* START DOCUMENT PASSAGE *

Specifically, on the 100th business day, the robot 100 may perform a task based on the behavior tree trained by the actual environment of the restaurant regardless of the behavior tree (i.e., the behavior tree as illustrated in FIG. 5A) before training. That is, in the behavior tree on the 100th business day, as illustrated in FIG. 5C, sub nodes may be arranged such that an action of the second sub node 430 is performed preferentially in the sixth business hour t6, and sub nodes may be arranged such that an action of the first sub node 420 is performed preferentially in the seventh business hour t7, and sub nodes may be arranged such that an action of the second sub node 430 is performed preferentially in the eighth business hour t8, and sub nodes may be arranged such that an action of the first sub node 420 is performed preferentially in the ninth business hour t9. That is, on the 100th business day, the robot 100 may operate based on the behavior tree trained according to the density of customers in the restaurant and the customer's satisfaction. For example, previously, the density of customers was low in the first business hour t1, and thus the robot 100 may arrange sub nodes such that an action corresponding to the second sub node 430 is performed preferentially.
In case the result value of the cost function reaches the threshold value, the task learning module 330 may change the learnable selector node included in the behavior tree to a selector node.
FIG. 7 is a diagram for illustrating a learnable sequence node according to an embodiment of the disclosure. First, the behavior model 310 of the restaurant serving robot may store a behavior tree as illustrated in FIG. 7 . Specifically, a learnable sequence node 710 included in the behavior tree may include a plurality of sub nodes 720 to 740. Here, the first sub node 710 may include an action for explaining about menus, the second sub node 720 may include an action regarding the robot's gaze, and the third sub node 730 may include an action for a greeting for dining.
Also, the task learning module 330 may acquire a task learning policy as in Table 2 below as a task learning policy 320 for training the behavior tree.

TABLE 2

Task Learning Policy

	Evaluation Method	Maximize
	Update Cycle	Day
	Cost Function	Reputation Score
		(Total Reputation Score)

* END DOCUMENT PASSAGE *
* START DATA SECTION *

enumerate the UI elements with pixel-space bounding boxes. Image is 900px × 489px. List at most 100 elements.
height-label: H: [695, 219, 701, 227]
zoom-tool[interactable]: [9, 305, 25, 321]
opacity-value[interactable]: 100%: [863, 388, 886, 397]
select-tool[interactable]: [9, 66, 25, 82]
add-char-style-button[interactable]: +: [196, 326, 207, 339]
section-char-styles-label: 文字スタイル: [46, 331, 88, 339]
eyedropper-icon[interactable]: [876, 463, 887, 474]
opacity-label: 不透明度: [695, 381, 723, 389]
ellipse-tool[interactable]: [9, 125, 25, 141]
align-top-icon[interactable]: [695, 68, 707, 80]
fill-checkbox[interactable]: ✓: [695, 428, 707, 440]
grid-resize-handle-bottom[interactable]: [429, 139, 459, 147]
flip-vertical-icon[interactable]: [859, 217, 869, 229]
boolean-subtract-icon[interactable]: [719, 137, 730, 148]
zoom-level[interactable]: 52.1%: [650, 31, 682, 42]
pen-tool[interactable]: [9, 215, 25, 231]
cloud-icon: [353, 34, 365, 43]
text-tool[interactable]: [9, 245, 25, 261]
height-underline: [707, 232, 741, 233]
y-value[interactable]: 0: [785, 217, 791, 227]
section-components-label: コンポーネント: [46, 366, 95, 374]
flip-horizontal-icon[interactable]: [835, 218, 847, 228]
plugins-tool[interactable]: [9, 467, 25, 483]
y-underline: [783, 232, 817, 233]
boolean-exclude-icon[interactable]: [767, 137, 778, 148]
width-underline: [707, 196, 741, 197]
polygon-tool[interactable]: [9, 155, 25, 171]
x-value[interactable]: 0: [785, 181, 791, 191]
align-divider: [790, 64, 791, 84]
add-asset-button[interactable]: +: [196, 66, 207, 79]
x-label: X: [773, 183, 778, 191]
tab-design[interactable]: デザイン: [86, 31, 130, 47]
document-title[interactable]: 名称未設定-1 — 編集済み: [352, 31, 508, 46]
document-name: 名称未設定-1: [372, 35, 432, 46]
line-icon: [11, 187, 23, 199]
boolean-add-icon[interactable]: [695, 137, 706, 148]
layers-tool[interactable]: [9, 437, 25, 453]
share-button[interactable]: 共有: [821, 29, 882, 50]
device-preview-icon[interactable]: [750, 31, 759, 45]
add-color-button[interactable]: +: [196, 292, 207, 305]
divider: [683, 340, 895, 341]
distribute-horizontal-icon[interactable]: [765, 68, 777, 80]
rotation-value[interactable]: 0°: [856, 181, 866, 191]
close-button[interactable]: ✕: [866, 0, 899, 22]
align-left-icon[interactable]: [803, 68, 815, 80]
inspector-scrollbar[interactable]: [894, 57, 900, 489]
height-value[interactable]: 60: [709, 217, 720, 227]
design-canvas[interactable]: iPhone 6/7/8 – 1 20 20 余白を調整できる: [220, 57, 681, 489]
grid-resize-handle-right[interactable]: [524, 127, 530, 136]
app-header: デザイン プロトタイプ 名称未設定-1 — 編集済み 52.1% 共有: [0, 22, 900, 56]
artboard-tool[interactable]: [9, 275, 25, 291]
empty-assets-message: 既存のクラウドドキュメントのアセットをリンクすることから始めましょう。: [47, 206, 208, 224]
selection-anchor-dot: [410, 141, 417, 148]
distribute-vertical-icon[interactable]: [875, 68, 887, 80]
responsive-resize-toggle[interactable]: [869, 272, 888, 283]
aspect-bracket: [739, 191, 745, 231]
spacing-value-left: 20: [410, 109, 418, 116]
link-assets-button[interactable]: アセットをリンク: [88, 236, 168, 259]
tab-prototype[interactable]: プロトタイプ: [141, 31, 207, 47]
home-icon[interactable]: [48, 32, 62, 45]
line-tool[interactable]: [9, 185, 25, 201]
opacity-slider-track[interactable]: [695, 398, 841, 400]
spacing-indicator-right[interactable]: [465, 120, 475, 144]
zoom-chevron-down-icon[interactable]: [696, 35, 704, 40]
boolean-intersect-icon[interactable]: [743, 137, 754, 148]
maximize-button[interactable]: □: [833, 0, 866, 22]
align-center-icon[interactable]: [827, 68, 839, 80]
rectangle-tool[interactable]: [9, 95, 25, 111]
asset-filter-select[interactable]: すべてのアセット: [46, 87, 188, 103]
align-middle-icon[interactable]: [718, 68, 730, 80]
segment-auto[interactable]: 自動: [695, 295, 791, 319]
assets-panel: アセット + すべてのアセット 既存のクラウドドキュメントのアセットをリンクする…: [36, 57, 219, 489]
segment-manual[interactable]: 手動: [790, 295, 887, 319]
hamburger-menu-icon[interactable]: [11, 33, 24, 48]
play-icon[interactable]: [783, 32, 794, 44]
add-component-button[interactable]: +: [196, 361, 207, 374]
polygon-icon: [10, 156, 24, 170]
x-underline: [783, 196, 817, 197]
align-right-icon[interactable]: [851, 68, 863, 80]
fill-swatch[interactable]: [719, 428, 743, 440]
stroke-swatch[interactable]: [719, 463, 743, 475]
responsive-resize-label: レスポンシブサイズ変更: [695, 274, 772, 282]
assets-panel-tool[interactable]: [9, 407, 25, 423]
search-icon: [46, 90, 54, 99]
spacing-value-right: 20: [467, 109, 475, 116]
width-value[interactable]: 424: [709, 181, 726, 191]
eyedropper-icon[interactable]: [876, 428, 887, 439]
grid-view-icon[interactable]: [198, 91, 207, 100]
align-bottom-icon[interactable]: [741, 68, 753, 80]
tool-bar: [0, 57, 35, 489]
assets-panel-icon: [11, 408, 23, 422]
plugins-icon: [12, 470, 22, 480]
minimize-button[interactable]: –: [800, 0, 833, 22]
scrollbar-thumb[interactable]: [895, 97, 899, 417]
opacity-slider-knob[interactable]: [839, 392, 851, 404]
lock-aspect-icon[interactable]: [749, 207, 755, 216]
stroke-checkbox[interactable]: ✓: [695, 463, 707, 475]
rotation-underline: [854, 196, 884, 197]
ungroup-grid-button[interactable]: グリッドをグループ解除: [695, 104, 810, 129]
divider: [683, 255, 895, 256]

* END DATA SECTION *

▶ [DIRECTIONS]:
Using the passage on the restaurant serving robot, answer these questions:
(a) On the 100th business day, the action of which sub node is performed preferentially in the seventh business hour t7?
(b) What update cycle does Table 2 give for the task learning policy?
(c) When the result value of the cost function reaches the threshold value, what does the task learning module 330 change the learnable selector node to?

▶ [REPLY]:
(a) The first sub node 420.
(b) Day.
(c) A selector node.